— Start of DATA FOR THIS EXERCISE —

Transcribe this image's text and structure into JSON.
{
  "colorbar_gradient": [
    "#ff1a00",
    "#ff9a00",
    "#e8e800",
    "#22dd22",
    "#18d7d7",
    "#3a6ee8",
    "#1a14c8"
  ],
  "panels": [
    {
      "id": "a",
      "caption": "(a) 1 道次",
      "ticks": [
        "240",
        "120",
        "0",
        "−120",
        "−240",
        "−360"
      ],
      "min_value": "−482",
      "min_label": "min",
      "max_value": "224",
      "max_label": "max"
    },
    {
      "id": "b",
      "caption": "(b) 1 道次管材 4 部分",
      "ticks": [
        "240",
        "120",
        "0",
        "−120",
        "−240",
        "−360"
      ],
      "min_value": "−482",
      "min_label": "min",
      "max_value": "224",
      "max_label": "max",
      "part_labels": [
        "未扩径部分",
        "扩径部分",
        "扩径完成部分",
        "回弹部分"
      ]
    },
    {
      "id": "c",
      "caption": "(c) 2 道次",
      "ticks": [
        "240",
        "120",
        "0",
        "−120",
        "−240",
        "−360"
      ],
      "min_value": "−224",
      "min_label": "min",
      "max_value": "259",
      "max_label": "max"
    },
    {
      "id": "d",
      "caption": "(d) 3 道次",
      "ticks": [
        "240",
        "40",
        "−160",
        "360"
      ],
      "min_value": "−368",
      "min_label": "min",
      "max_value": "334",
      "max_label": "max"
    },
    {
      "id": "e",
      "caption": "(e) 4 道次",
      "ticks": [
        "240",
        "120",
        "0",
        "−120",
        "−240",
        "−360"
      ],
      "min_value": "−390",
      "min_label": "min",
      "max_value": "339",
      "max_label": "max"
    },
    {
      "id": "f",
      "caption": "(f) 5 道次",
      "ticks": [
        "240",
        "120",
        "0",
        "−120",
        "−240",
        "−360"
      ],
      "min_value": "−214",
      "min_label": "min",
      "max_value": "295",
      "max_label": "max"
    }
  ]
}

— End of DATA FOR THIS EXERCISE —

> _WORK TO DO_: Going through the records above, state how many lines carry "caption", with no other text.

> _CORRECT ANSWER_: 6